Determine which lines of the records include the word "type", and copy them.
## Start
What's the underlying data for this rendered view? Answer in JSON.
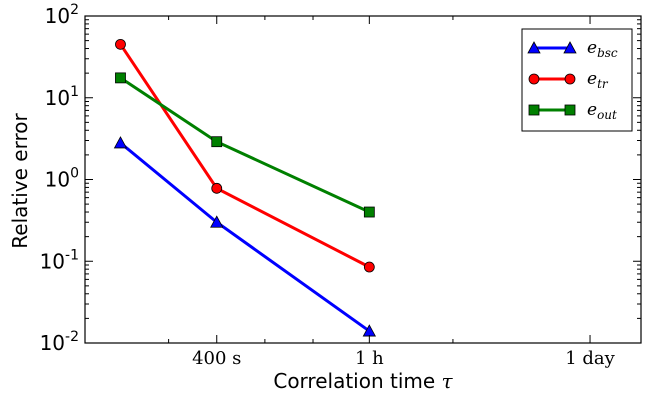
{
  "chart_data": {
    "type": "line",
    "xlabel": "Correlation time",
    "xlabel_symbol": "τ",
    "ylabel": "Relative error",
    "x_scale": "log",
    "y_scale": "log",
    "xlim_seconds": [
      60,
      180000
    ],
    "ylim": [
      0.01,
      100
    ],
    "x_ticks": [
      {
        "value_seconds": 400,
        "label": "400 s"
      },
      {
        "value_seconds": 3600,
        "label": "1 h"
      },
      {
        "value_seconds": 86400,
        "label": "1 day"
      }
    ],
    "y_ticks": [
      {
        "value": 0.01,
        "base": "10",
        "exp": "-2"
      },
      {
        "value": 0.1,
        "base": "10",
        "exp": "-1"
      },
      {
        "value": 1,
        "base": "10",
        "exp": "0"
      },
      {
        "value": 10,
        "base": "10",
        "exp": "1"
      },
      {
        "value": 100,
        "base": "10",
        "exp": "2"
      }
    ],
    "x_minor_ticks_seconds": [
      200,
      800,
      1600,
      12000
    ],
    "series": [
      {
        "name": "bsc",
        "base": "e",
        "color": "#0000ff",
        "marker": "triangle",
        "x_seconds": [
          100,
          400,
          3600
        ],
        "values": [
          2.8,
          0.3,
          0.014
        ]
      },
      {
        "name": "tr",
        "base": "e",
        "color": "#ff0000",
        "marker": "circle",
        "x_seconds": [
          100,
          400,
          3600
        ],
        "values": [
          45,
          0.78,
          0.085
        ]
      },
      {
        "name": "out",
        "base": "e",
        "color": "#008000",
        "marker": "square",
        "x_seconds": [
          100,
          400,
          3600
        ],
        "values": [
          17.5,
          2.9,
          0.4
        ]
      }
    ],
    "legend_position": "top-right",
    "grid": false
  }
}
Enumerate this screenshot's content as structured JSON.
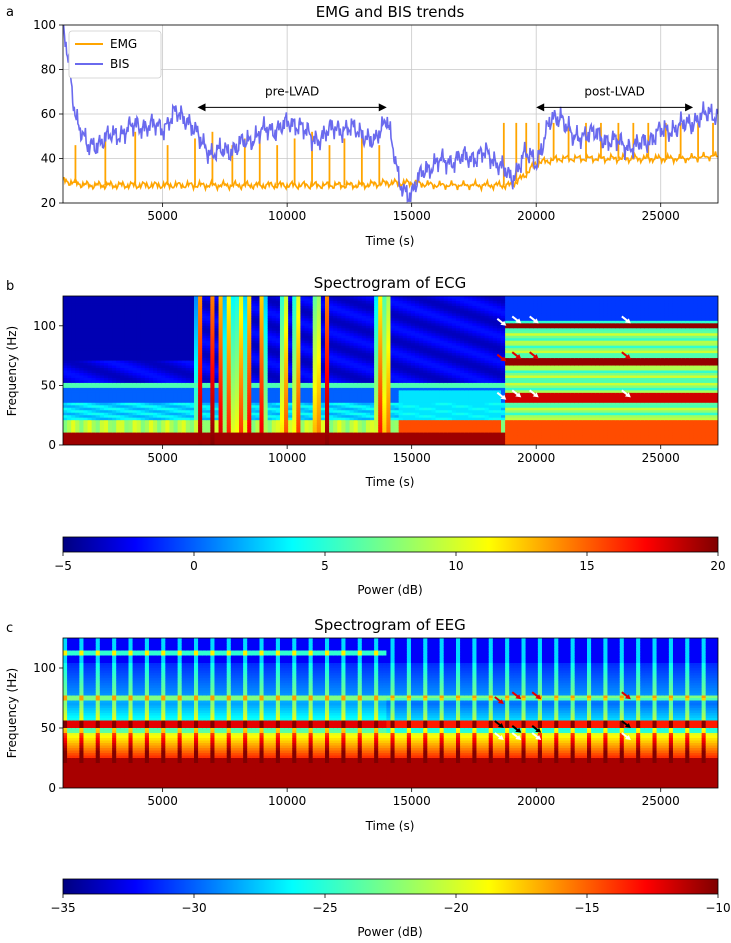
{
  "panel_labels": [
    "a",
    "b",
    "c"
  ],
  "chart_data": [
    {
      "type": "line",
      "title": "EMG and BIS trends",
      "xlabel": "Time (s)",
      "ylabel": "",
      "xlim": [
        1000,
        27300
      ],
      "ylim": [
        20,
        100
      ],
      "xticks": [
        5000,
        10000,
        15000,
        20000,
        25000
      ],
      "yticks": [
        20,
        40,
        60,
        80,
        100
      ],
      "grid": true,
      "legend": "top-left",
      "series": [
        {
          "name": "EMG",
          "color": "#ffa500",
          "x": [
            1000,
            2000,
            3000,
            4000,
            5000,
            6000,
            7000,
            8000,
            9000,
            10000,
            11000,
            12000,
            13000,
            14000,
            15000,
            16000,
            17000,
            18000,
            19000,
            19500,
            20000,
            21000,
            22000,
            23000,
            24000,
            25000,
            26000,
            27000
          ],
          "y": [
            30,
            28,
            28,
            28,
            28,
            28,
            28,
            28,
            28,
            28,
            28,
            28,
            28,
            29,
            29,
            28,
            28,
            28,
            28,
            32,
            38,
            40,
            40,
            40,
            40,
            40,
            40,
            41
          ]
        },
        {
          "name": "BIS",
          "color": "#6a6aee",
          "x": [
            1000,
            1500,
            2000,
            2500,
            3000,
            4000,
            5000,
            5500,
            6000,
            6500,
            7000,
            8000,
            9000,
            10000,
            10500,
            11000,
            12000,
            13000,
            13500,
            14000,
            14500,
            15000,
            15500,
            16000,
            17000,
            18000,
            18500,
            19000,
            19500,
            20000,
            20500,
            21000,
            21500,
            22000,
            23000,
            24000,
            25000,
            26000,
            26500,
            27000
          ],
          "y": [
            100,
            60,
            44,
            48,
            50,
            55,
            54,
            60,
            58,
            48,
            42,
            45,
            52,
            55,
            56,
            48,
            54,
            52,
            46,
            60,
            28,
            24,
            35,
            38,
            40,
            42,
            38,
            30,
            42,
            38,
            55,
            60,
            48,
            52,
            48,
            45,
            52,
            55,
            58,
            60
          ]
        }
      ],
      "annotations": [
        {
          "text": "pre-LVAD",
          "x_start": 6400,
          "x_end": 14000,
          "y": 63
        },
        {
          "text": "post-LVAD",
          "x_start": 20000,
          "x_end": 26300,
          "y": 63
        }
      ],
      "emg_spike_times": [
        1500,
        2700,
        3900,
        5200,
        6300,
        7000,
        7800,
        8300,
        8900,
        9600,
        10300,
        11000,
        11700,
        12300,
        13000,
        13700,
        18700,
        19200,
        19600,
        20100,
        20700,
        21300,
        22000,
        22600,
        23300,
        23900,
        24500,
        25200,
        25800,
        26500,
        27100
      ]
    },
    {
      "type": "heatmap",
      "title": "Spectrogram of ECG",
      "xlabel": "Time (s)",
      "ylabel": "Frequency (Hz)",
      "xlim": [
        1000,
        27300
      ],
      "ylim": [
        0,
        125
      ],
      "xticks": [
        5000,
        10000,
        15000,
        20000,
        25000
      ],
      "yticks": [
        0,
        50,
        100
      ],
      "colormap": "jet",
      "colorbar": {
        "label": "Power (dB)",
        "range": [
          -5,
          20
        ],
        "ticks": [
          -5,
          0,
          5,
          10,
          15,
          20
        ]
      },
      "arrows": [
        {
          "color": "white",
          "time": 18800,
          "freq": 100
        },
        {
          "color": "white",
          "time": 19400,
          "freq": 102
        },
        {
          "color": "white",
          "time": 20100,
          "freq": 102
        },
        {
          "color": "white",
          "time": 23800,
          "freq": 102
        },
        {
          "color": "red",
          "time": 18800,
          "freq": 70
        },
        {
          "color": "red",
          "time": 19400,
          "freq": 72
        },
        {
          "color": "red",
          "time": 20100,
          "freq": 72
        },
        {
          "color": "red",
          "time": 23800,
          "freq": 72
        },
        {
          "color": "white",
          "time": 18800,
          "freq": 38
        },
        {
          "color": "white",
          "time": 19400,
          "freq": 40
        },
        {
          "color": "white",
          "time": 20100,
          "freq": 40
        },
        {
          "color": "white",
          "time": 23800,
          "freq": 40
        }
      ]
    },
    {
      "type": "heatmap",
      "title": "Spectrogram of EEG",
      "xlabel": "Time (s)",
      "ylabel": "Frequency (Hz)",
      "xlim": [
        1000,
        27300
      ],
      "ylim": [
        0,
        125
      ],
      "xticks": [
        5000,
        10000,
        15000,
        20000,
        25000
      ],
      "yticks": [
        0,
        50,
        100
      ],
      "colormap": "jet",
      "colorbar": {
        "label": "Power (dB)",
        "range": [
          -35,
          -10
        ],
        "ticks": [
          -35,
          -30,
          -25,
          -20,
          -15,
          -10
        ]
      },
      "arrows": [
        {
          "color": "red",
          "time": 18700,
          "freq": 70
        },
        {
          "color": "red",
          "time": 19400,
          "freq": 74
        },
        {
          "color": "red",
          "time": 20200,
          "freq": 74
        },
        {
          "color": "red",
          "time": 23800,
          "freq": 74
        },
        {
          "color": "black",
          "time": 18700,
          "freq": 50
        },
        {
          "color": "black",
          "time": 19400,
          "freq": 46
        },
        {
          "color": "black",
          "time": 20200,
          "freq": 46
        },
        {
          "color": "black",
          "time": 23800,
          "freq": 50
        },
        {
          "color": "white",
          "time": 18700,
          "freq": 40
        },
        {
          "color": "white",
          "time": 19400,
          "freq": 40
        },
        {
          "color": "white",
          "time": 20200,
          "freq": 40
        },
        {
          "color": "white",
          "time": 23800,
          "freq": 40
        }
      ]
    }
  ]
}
## End
[The result]:
    "type": "line",
      "type": "line",
      "type": "heatmap",
      "type": "heatmap",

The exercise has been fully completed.